Lines of data
================================

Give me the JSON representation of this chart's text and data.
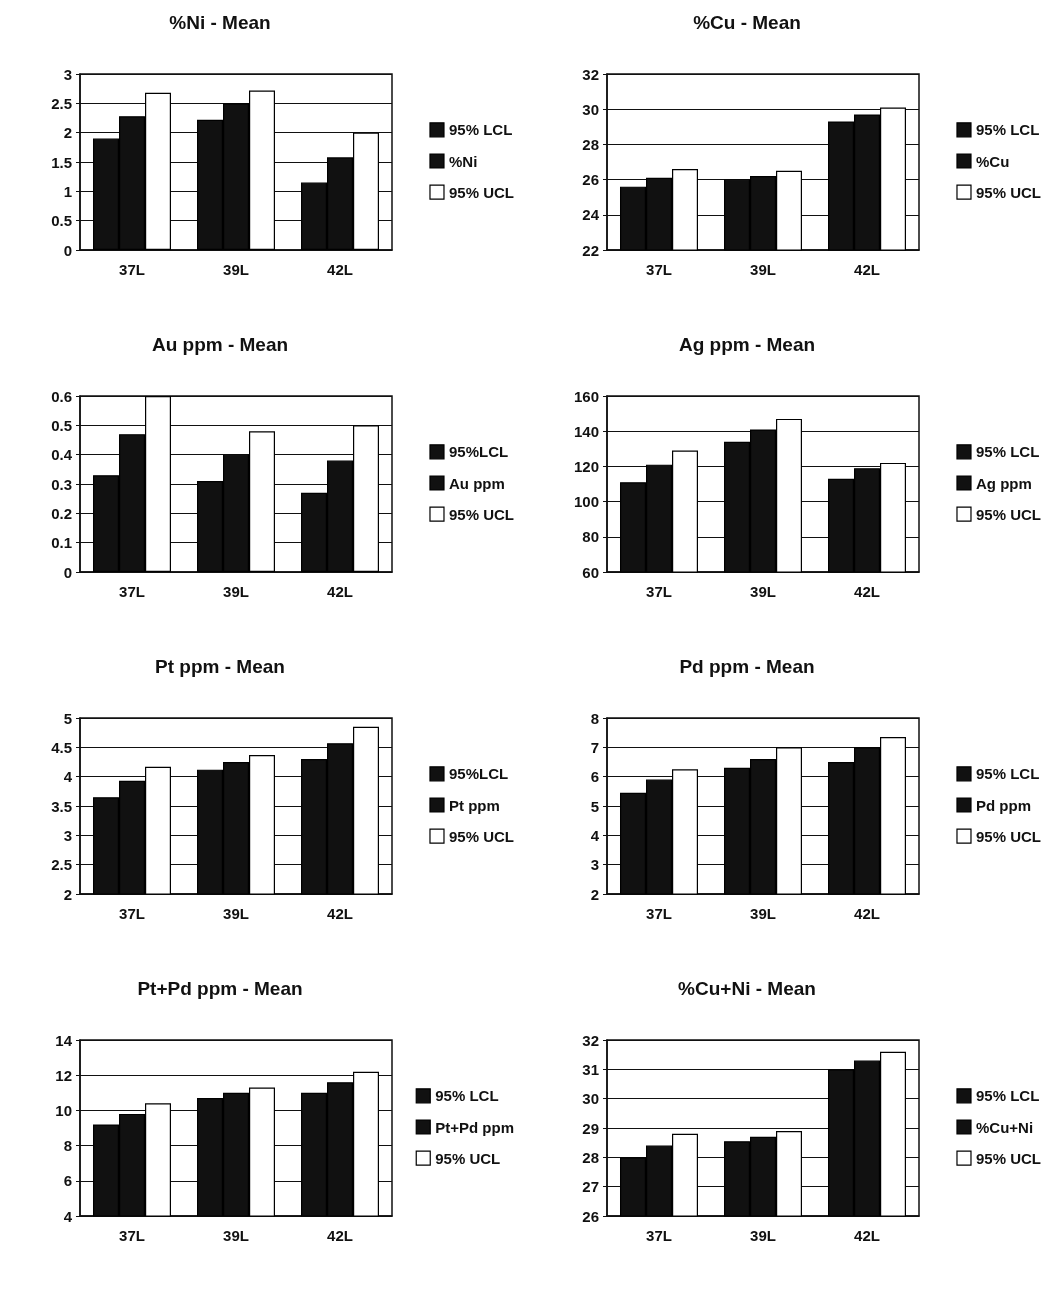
{
  "chart_data": [
    {
      "type": "bar",
      "title": "%Ni - Mean",
      "categories": [
        "37L",
        "39L",
        "42L"
      ],
      "series": [
        {
          "name": "95% LCL",
          "color": "#111111",
          "values": [
            1.9,
            2.22,
            1.15
          ]
        },
        {
          "name": "%Ni",
          "color": "#111111",
          "values": [
            2.28,
            2.5,
            1.58
          ]
        },
        {
          "name": "95% UCL",
          "color": "#ffffff",
          "values": [
            2.68,
            2.72,
            2.0
          ]
        }
      ],
      "ylim": [
        0,
        3
      ],
      "yticks": [
        0,
        0.5,
        1,
        1.5,
        2,
        2.5,
        3
      ],
      "grid": "y",
      "legend": "right"
    },
    {
      "type": "bar",
      "title": "%Cu - Mean",
      "categories": [
        "37L",
        "39L",
        "42L"
      ],
      "series": [
        {
          "name": "95% LCL",
          "color": "#111111",
          "values": [
            25.6,
            26.0,
            29.3
          ]
        },
        {
          "name": "%Cu",
          "color": "#111111",
          "values": [
            26.1,
            26.2,
            29.7
          ]
        },
        {
          "name": "95% UCL",
          "color": "#ffffff",
          "values": [
            26.6,
            26.5,
            30.1
          ]
        }
      ],
      "ylim": [
        22,
        32
      ],
      "yticks": [
        22,
        24,
        26,
        28,
        30,
        32
      ],
      "grid": "y",
      "legend": "right"
    },
    {
      "type": "bar",
      "title": "Au ppm - Mean",
      "categories": [
        "37L",
        "39L",
        "42L"
      ],
      "series": [
        {
          "name": "95%LCL",
          "color": "#111111",
          "values": [
            0.33,
            0.31,
            0.27
          ]
        },
        {
          "name": "Au ppm",
          "color": "#111111",
          "values": [
            0.47,
            0.4,
            0.38
          ]
        },
        {
          "name": "95% UCL",
          "color": "#ffffff",
          "values": [
            0.6,
            0.48,
            0.5
          ]
        }
      ],
      "ylim": [
        0,
        0.6
      ],
      "yticks": [
        0,
        0.1,
        0.2,
        0.3,
        0.4,
        0.5,
        0.6
      ],
      "grid": "y",
      "legend": "right"
    },
    {
      "type": "bar",
      "title": "Ag ppm - Mean",
      "categories": [
        "37L",
        "39L",
        "42L"
      ],
      "series": [
        {
          "name": "95% LCL",
          "color": "#111111",
          "values": [
            111,
            134,
            113
          ]
        },
        {
          "name": "Ag ppm",
          "color": "#111111",
          "values": [
            121,
            141,
            119
          ]
        },
        {
          "name": "95% UCL",
          "color": "#ffffff",
          "values": [
            129,
            147,
            122
          ]
        }
      ],
      "ylim": [
        60,
        160
      ],
      "yticks": [
        60,
        80,
        100,
        120,
        140,
        160
      ],
      "grid": "y",
      "legend": "right"
    },
    {
      "type": "bar",
      "title": "Pt ppm - Mean",
      "categories": [
        "37L",
        "39L",
        "42L"
      ],
      "series": [
        {
          "name": "95%LCL",
          "color": "#111111",
          "values": [
            3.65,
            4.12,
            4.3
          ]
        },
        {
          "name": "Pt ppm",
          "color": "#111111",
          "values": [
            3.93,
            4.25,
            4.57
          ]
        },
        {
          "name": "95% UCL",
          "color": "#ffffff",
          "values": [
            4.17,
            4.37,
            4.85
          ]
        }
      ],
      "ylim": [
        2,
        5
      ],
      "yticks": [
        2,
        2.5,
        3,
        3.5,
        4,
        4.5,
        5
      ],
      "grid": "y",
      "legend": "right"
    },
    {
      "type": "bar",
      "title": "Pd ppm - Mean",
      "categories": [
        "37L",
        "39L",
        "42L"
      ],
      "series": [
        {
          "name": "95% LCL",
          "color": "#111111",
          "values": [
            5.45,
            6.3,
            6.5
          ]
        },
        {
          "name": "Pd ppm",
          "color": "#111111",
          "values": [
            5.9,
            6.6,
            7.0
          ]
        },
        {
          "name": "95% UCL",
          "color": "#ffffff",
          "values": [
            6.25,
            7.0,
            7.35
          ]
        }
      ],
      "ylim": [
        2,
        8
      ],
      "yticks": [
        2,
        3,
        4,
        5,
        6,
        7,
        8
      ],
      "grid": "y",
      "legend": "right"
    },
    {
      "type": "bar",
      "title": "Pt+Pd ppm - Mean",
      "categories": [
        "37L",
        "39L",
        "42L"
      ],
      "series": [
        {
          "name": "95% LCL",
          "color": "#111111",
          "values": [
            9.2,
            10.7,
            11.0
          ]
        },
        {
          "name": "Pt+Pd ppm",
          "color": "#111111",
          "values": [
            9.8,
            11.0,
            11.6
          ]
        },
        {
          "name": "95% UCL",
          "color": "#ffffff",
          "values": [
            10.4,
            11.3,
            12.2
          ]
        }
      ],
      "ylim": [
        4,
        14
      ],
      "yticks": [
        4,
        6,
        8,
        10,
        12,
        14
      ],
      "grid": "y",
      "legend": "right"
    },
    {
      "type": "bar",
      "title": "%Cu+Ni - Mean",
      "categories": [
        "37L",
        "39L",
        "42L"
      ],
      "series": [
        {
          "name": "95% LCL",
          "color": "#111111",
          "values": [
            28.0,
            28.55,
            31.0
          ]
        },
        {
          "name": "%Cu+Ni",
          "color": "#111111",
          "values": [
            28.4,
            28.7,
            31.3
          ]
        },
        {
          "name": "95% UCL",
          "color": "#ffffff",
          "values": [
            28.8,
            28.9,
            31.6
          ]
        }
      ],
      "ylim": [
        26,
        32
      ],
      "yticks": [
        26,
        27,
        28,
        29,
        30,
        31,
        32
      ],
      "grid": "y",
      "legend": "right"
    }
  ]
}
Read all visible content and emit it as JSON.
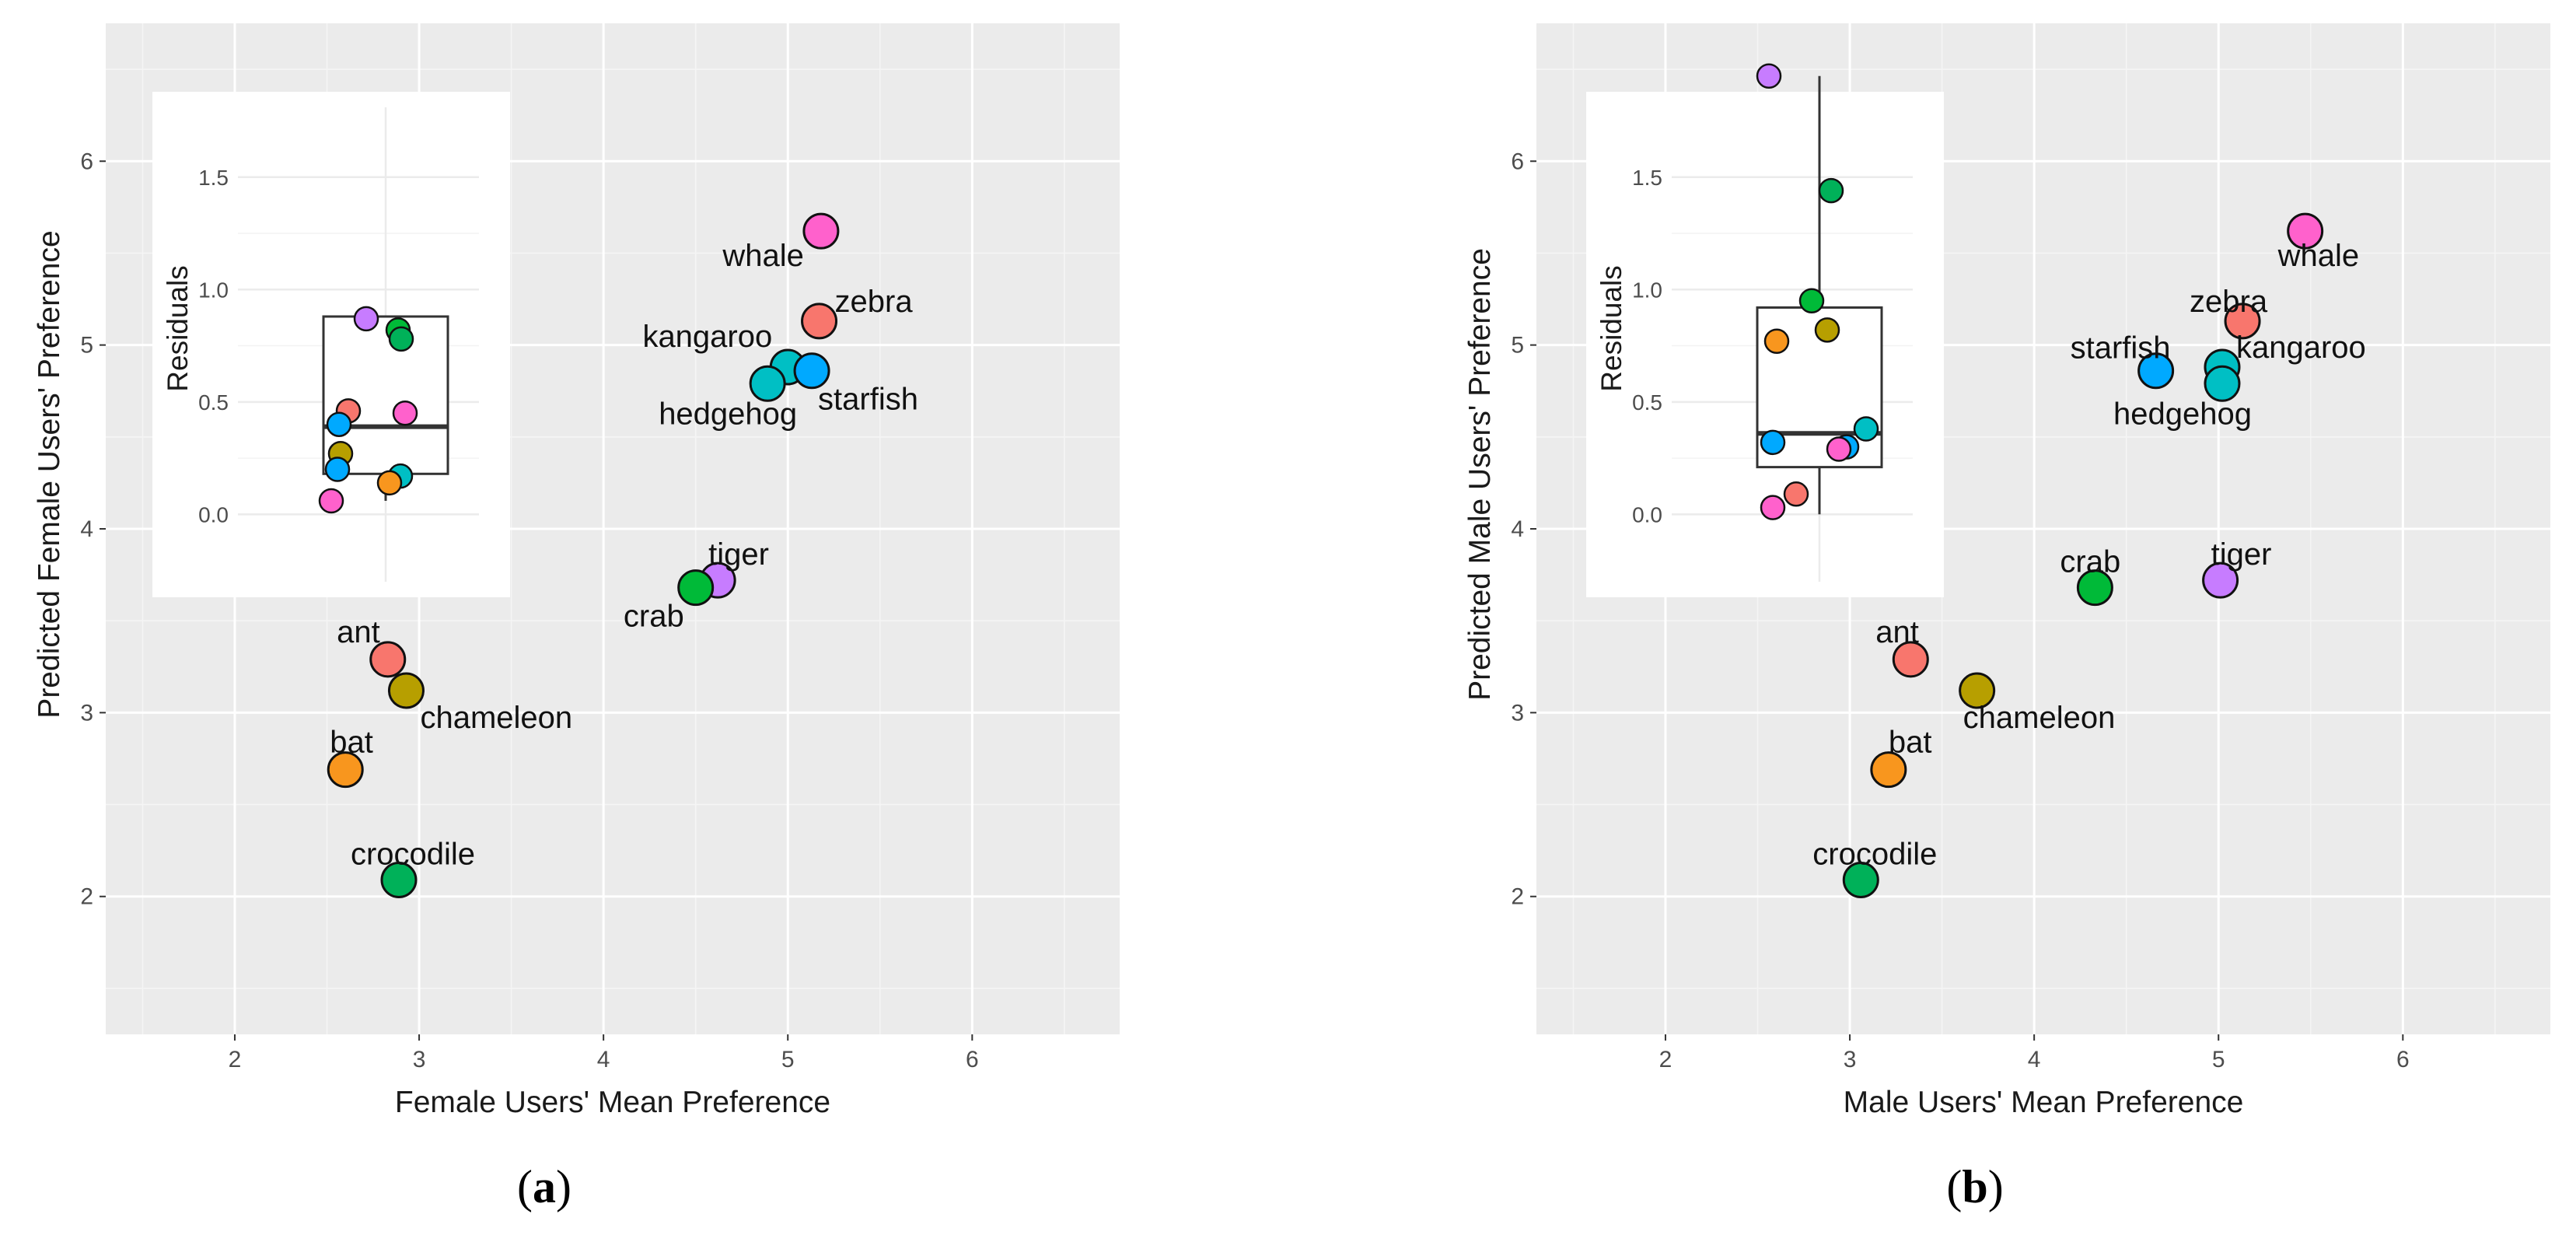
{
  "chart_data": [
    {
      "type": "scatter",
      "panel": "a",
      "title": "",
      "xlabel": "Female Users' Mean Preference",
      "ylabel": "Predicted Female Users' Preference",
      "xlim": [
        1.3,
        6.8
      ],
      "ylim": [
        1.25,
        6.75
      ],
      "xticks": [
        2,
        3,
        4,
        5,
        6
      ],
      "yticks": [
        2,
        3,
        4,
        5,
        6
      ],
      "points": [
        {
          "label": "whale",
          "x": 5.18,
          "y": 5.62,
          "color": "#FF61CC"
        },
        {
          "label": "zebra",
          "x": 5.17,
          "y": 5.13,
          "color": "#F8766D"
        },
        {
          "label": "kangaroo",
          "x": 5.0,
          "y": 4.88,
          "color": "#00BFC4"
        },
        {
          "label": "starfish",
          "x": 5.13,
          "y": 4.86,
          "color": "#00A9FF"
        },
        {
          "label": "hedgehog",
          "x": 4.89,
          "y": 4.79,
          "color": "#00BFC4"
        },
        {
          "label": "tiger",
          "x": 4.62,
          "y": 3.72,
          "color": "#C77CFF"
        },
        {
          "label": "crab",
          "x": 4.5,
          "y": 3.68,
          "color": "#00BA38"
        },
        {
          "label": "ant",
          "x": 2.83,
          "y": 3.29,
          "color": "#F8766D"
        },
        {
          "label": "chameleon",
          "x": 2.93,
          "y": 3.12,
          "color": "#B79F00"
        },
        {
          "label": "bat",
          "x": 2.6,
          "y": 2.69,
          "color": "#F8961E"
        },
        {
          "label": "crocodile",
          "x": 2.89,
          "y": 2.09,
          "color": "#00B159"
        }
      ],
      "inset": {
        "type": "box",
        "ylabel": "Residuals",
        "ylim": [
          -0.12,
          1.7
        ],
        "yticks": [
          0.0,
          0.5,
          1.0,
          1.5
        ],
        "box": {
          "whisker_low": 0.06,
          "q1": 0.18,
          "median": 0.39,
          "q3": 0.88,
          "whisker_high": 0.88
        },
        "points": [
          {
            "y": 0.87,
            "color": "#C77CFF",
            "jitter": -0.25
          },
          {
            "y": 0.82,
            "color": "#00BA38",
            "jitter": 0.16
          },
          {
            "y": 0.78,
            "color": "#00B159",
            "jitter": 0.2
          },
          {
            "y": 0.46,
            "color": "#F8766D",
            "jitter": -0.48
          },
          {
            "y": 0.45,
            "color": "#FF61CC",
            "jitter": 0.25
          },
          {
            "y": 0.4,
            "color": "#00A9FF",
            "jitter": -0.6
          },
          {
            "y": 0.27,
            "color": "#B79F00",
            "jitter": -0.58
          },
          {
            "y": 0.2,
            "color": "#00A9FF",
            "jitter": -0.62
          },
          {
            "y": 0.17,
            "color": "#00BFC4",
            "jitter": 0.19
          },
          {
            "y": 0.14,
            "color": "#F8961E",
            "jitter": 0.05
          },
          {
            "y": 0.06,
            "color": "#FF61CC",
            "jitter": -0.7
          }
        ]
      }
    },
    {
      "type": "scatter",
      "panel": "b",
      "title": "",
      "xlabel": "Male Users' Mean Preference",
      "ylabel": "Predicted Male Users' Preference",
      "xlim": [
        1.3,
        6.8
      ],
      "ylim": [
        1.25,
        6.75
      ],
      "xticks": [
        2,
        3,
        4,
        5,
        6
      ],
      "yticks": [
        2,
        3,
        4,
        5,
        6
      ],
      "points": [
        {
          "label": "whale",
          "x": 5.47,
          "y": 5.62,
          "color": "#FF61CC"
        },
        {
          "label": "zebra",
          "x": 5.13,
          "y": 5.13,
          "color": "#F8766D"
        },
        {
          "label": "kangaroo",
          "x": 5.02,
          "y": 4.88,
          "color": "#00BFC4"
        },
        {
          "label": "starfish",
          "x": 4.66,
          "y": 4.86,
          "color": "#00A9FF"
        },
        {
          "label": "hedgehog",
          "x": 5.02,
          "y": 4.79,
          "color": "#00BFC4"
        },
        {
          "label": "tiger",
          "x": 5.01,
          "y": 3.72,
          "color": "#C77CFF"
        },
        {
          "label": "crab",
          "x": 4.33,
          "y": 3.68,
          "color": "#00BA38"
        },
        {
          "label": "ant",
          "x": 3.33,
          "y": 3.29,
          "color": "#F8766D"
        },
        {
          "label": "chameleon",
          "x": 3.69,
          "y": 3.12,
          "color": "#B79F00"
        },
        {
          "label": "bat",
          "x": 3.21,
          "y": 2.69,
          "color": "#F8961E"
        },
        {
          "label": "crocodile",
          "x": 3.06,
          "y": 2.09,
          "color": "#00B159"
        }
      ],
      "inset": {
        "type": "box",
        "ylabel": "Residuals",
        "ylim": [
          -0.12,
          1.7
        ],
        "yticks": [
          0.0,
          0.5,
          1.0,
          1.5
        ],
        "box": {
          "whisker_low": 0.0,
          "q1": 0.21,
          "median": 0.36,
          "q3": 0.92,
          "whisker_high": 1.95
        },
        "points": [
          {
            "y": 1.95,
            "color": "#C77CFF",
            "jitter": -0.65
          },
          {
            "y": 1.44,
            "color": "#00B159",
            "jitter": 0.15
          },
          {
            "y": 0.95,
            "color": "#00BA38",
            "jitter": -0.1
          },
          {
            "y": 0.82,
            "color": "#B79F00",
            "jitter": 0.1
          },
          {
            "y": 0.77,
            "color": "#F8961E",
            "jitter": -0.55
          },
          {
            "y": 0.38,
            "color": "#00BFC4",
            "jitter": 0.6
          },
          {
            "y": 0.32,
            "color": "#00A9FF",
            "jitter": -0.6
          },
          {
            "y": 0.3,
            "color": "#00A9FF",
            "jitter": 0.35
          },
          {
            "y": 0.29,
            "color": "#FF61CC",
            "jitter": 0.25
          },
          {
            "y": 0.09,
            "color": "#F8766D",
            "jitter": -0.3
          },
          {
            "y": 0.03,
            "color": "#FF61CC",
            "jitter": -0.6
          }
        ]
      }
    }
  ],
  "panel_tags": [
    {
      "open": "(",
      "letter": "a",
      "close": ")"
    },
    {
      "open": "(",
      "letter": "b",
      "close": ")"
    }
  ]
}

================================

*PROMPT:* Which lines hold the word "JSON"? Copy all of them.

*RESPONSE TO THIS EXERCISE:*
Give me the JSON representation of this chart's text and data.
Read all visible content and emit it as JSON.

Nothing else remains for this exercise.